Entries shown:
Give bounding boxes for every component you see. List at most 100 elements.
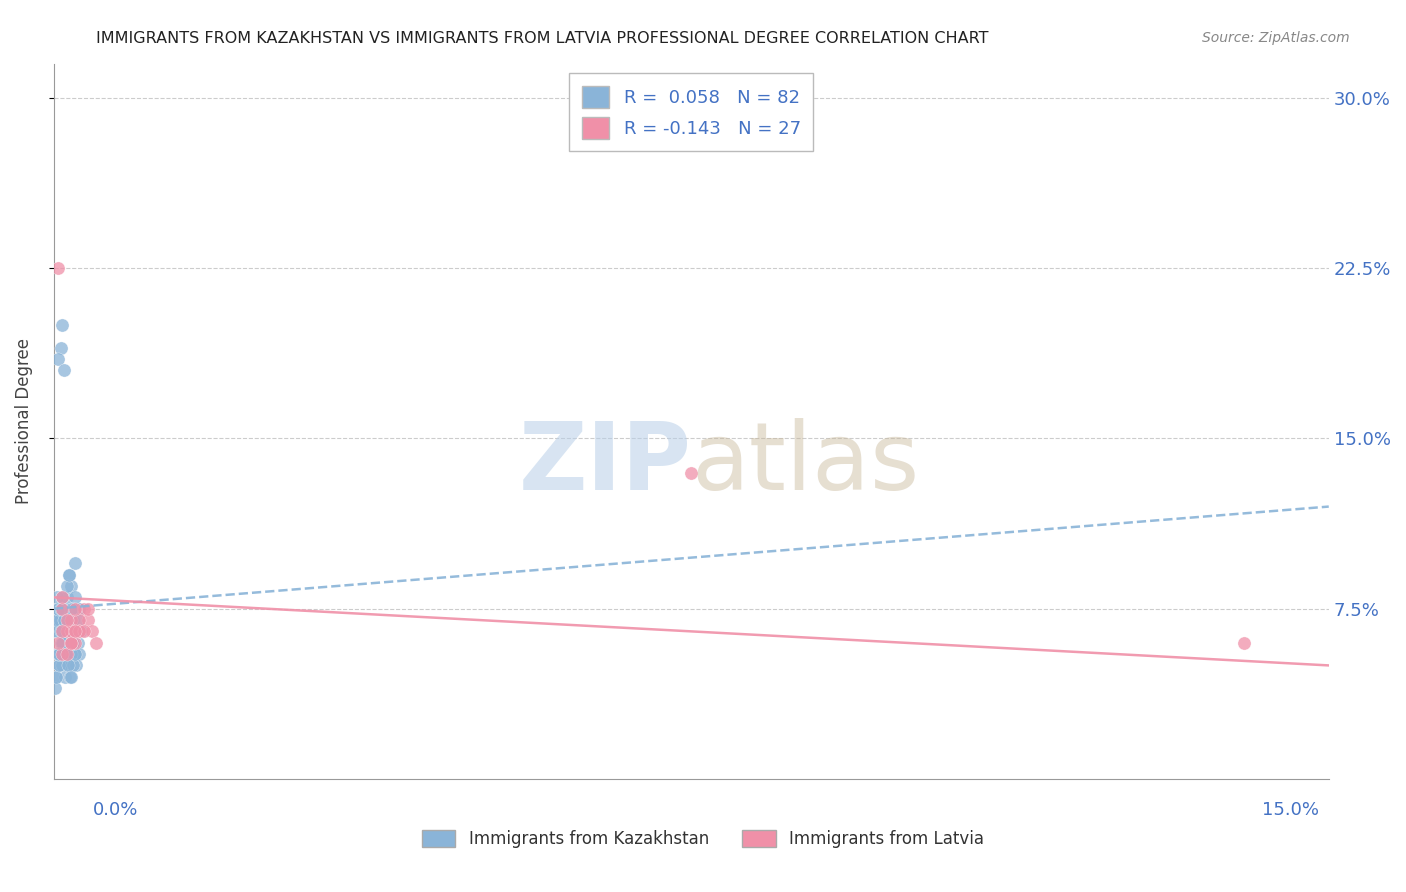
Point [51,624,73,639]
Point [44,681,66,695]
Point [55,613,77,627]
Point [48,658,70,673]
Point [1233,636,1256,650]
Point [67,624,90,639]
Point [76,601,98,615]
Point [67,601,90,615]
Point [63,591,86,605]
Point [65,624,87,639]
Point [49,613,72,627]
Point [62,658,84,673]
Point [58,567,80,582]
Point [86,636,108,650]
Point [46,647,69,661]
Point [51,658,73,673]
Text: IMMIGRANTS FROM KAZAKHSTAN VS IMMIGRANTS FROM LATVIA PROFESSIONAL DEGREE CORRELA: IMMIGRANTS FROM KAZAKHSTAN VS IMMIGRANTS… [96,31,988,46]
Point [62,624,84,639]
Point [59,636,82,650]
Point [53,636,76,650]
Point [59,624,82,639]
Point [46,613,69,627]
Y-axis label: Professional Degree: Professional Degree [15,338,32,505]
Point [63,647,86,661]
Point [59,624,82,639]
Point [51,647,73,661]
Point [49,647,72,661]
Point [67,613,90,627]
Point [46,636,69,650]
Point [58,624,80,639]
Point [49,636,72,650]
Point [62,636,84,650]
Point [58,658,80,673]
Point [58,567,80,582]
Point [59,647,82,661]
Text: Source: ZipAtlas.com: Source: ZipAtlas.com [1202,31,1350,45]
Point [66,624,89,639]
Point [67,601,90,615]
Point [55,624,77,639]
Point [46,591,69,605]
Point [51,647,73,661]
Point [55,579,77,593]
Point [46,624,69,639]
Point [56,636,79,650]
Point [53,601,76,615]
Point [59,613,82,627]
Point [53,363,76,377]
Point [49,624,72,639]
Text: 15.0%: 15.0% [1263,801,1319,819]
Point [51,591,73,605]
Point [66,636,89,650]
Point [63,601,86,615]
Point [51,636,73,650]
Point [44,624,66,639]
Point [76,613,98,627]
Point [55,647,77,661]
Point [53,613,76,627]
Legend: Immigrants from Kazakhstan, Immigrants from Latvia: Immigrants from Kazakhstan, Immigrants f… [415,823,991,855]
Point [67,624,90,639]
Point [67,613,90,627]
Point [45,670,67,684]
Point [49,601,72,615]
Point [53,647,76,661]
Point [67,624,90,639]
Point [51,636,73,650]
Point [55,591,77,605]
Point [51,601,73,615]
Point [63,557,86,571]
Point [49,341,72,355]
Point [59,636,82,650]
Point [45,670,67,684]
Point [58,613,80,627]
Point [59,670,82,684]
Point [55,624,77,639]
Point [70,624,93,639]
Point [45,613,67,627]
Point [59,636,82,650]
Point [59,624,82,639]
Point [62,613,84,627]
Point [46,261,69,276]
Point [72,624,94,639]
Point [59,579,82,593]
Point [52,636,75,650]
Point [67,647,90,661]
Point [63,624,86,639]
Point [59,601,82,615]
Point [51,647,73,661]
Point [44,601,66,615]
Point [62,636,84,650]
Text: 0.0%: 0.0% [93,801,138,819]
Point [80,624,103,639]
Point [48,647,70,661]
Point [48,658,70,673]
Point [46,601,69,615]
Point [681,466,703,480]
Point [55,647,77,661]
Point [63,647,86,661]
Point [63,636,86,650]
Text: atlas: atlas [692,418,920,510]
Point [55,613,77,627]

--

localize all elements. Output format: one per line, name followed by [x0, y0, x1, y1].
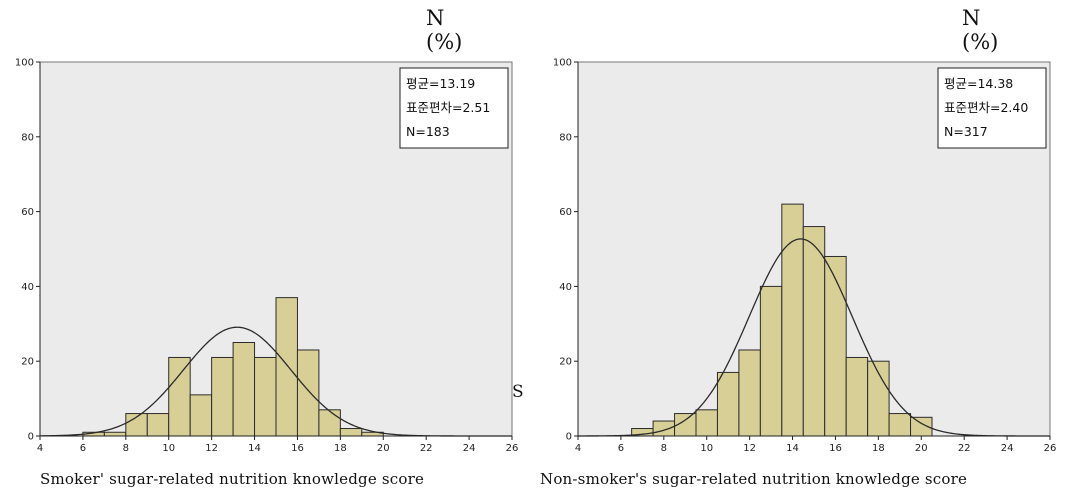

Directions for this task:
Collect every line of the records above that contains the word "Text", copying each line in full. Only matches with the same capitalization count.

Worked answer:
Text: IMMIGRANTS FROM KAZAKHSTAN VS IMMIGRANTS FROM LATVIA PROFESSIONAL DEGREE CORRELA: IMMIGRANTS FROM KAZAKHSTAN VS IMMIGRANTS… [96,31,988,46]
Text: Source: ZipAtlas.com: Source: ZipAtlas.com [1202,31,1350,45]
Text: 15.0%: 15.0% [1263,801,1319,819]
Text: 0.0%: 0.0% [93,801,138,819]
Text: atlas: atlas [692,418,920,510]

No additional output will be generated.